# INSTRUCTIONS FOR THE TASK:
Retype all of the data. Every line must match exactly.

[START OF MATERIAL FOR THE TASK]

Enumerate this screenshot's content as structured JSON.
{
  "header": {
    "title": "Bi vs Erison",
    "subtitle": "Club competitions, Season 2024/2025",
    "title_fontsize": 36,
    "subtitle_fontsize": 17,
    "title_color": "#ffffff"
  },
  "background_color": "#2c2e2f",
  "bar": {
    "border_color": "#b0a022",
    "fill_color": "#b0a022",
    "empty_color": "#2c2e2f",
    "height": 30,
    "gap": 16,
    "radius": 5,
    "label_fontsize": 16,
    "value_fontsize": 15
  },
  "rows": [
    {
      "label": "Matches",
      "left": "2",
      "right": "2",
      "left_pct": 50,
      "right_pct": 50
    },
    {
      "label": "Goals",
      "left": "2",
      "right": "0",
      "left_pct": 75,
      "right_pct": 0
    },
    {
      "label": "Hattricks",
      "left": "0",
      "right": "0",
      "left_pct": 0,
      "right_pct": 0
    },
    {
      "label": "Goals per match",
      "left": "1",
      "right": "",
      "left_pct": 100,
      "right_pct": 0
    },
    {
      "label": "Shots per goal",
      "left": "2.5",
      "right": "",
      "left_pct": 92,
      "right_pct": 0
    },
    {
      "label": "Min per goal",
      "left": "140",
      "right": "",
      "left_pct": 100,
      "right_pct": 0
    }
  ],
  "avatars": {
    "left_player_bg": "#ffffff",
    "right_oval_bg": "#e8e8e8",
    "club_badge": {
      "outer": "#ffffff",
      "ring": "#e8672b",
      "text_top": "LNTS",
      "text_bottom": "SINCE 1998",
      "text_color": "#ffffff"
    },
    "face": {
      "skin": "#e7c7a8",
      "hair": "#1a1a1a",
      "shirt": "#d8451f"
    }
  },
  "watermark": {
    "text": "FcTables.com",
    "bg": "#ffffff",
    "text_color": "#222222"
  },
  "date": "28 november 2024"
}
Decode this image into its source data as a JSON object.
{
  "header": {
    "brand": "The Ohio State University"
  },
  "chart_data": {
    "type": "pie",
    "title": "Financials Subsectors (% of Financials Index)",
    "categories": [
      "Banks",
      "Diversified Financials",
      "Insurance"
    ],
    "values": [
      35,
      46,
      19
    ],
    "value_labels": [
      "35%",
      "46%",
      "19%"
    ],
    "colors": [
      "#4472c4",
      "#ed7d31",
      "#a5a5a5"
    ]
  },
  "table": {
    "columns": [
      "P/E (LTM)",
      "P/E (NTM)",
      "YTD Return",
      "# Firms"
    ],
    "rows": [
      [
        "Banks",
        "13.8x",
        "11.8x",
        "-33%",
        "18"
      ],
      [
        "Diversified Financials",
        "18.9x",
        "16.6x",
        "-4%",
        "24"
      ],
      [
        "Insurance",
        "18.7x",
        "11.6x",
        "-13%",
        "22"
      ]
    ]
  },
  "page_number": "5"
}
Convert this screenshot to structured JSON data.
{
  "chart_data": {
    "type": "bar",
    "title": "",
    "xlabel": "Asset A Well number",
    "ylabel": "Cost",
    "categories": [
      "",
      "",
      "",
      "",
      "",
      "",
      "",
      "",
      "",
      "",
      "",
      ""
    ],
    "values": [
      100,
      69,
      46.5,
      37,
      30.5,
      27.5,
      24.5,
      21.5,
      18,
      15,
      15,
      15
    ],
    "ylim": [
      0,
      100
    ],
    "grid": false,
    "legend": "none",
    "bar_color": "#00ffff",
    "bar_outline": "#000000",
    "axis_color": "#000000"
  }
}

[END OF MATERIAL FOR THE TASK]

# WORKED SOLUTION:
Enumerate this screenshot's content as structured JSON.
{
  "header": {
    "title": "Bi vs Erison",
    "subtitle": "Club competitions, Season 2024/2025",
    "title_fontsize": 36,
    "subtitle_fontsize": 17,
    "title_color": "#ffffff"
  },
  "background_color": "#2c2e2f",
  "bar": {
    "border_color": "#b0a022",
    "fill_color": "#b0a022",
    "empty_color": "#2c2e2f",
    "height": 30,
    "gap": 16,
    "radius": 5,
    "label_fontsize": 16,
    "value_fontsize": 15
  },
  "rows": [
    {
      "label": "Matches",
      "left": "2",
      "right": "2",
      "left_pct": 50,
      "right_pct": 50
    },
    {
      "label": "Goals",
      "left": "2",
      "right": "0",
      "left_pct": 75,
      "right_pct": 0
    },
    {
      "label": "Hattricks",
      "left": "0",
      "right": "0",
      "left_pct": 0,
      "right_pct": 0
    },
    {
      "label": "Goals per match",
      "left": "1",
      "right": "",
      "left_pct": 100,
      "right_pct": 0
    },
    {
      "label": "Shots per goal",
      "left": "2.5",
      "right": "",
      "left_pct": 92,
      "right_pct": 0
    },
    {
      "label": "Min per goal",
      "left": "140",
      "right": "",
      "left_pct": 100,
      "right_pct": 0
    }
  ],
  "avatars": {
    "left_player_bg": "#ffffff",
    "right_oval_bg": "#e8e8e8",
    "club_badge": {
      "outer": "#ffffff",
      "ring": "#e8672b",
      "text_top": "LNTS",
      "text_bottom": "SINCE 1998",
      "text_color": "#ffffff"
    },
    "face": {
      "skin": "#e7c7a8",
      "hair": "#1a1a1a",
      "shirt": "#d8451f"
    }
  },
  "watermark": {
    "text": "FcTables.com",
    "bg": "#ffffff",
    "text_color": "#222222"
  },
  "date": "28 november 2024"
}
Decode this image into its source data as a JSON object.
{
  "header": {
    "brand": "The Ohio State University"
  },
  "chart_data": {
    "type": "pie",
    "title": "Financials Subsectors (% of Financials Index)",
    "categories": [
      "Banks",
      "Diversified Financials",
      "Insurance"
    ],
    "values": [
      35,
      46,
      19
    ],
    "value_labels": [
      "35%",
      "46%",
      "19%"
    ],
    "colors": [
      "#4472c4",
      "#ed7d31",
      "#a5a5a5"
    ]
  },
  "table": {
    "columns": [
      "P/E (LTM)",
      "P/E (NTM)",
      "YTD Return",
      "# Firms"
    ],
    "rows": [
      [
        "Banks",
        "13.8x",
        "11.8x",
        "-33%",
        "18"
      ],
      [
        "Diversified Financials",
        "18.9x",
        "16.6x",
        "-4%",
        "24"
      ],
      [
        "Insurance",
        "18.7x",
        "11.6x",
        "-13%",
        "22"
      ]
    ]
  },
  "page_number": "5"
}
Convert this screenshot to structured JSON data.
{
  "chart_data": {
    "type": "bar",
    "title": "",
    "xlabel": "Asset A Well number",
    "ylabel": "Cost",
    "categories": [
      "",
      "",
      "",
      "",
      "",
      "",
      "",
      "",
      "",
      "",
      "",
      ""
    ],
    "values": [
      100,
      69,
      46.5,
      37,
      30.5,
      27.5,
      24.5,
      21.5,
      18,
      15,
      15,
      15
    ],
    "ylim": [
      0,
      100
    ],
    "grid": false,
    "legend": "none",
    "bar_color": "#00ffff",
    "bar_outline": "#000000",
    "axis_color": "#000000"
  }
}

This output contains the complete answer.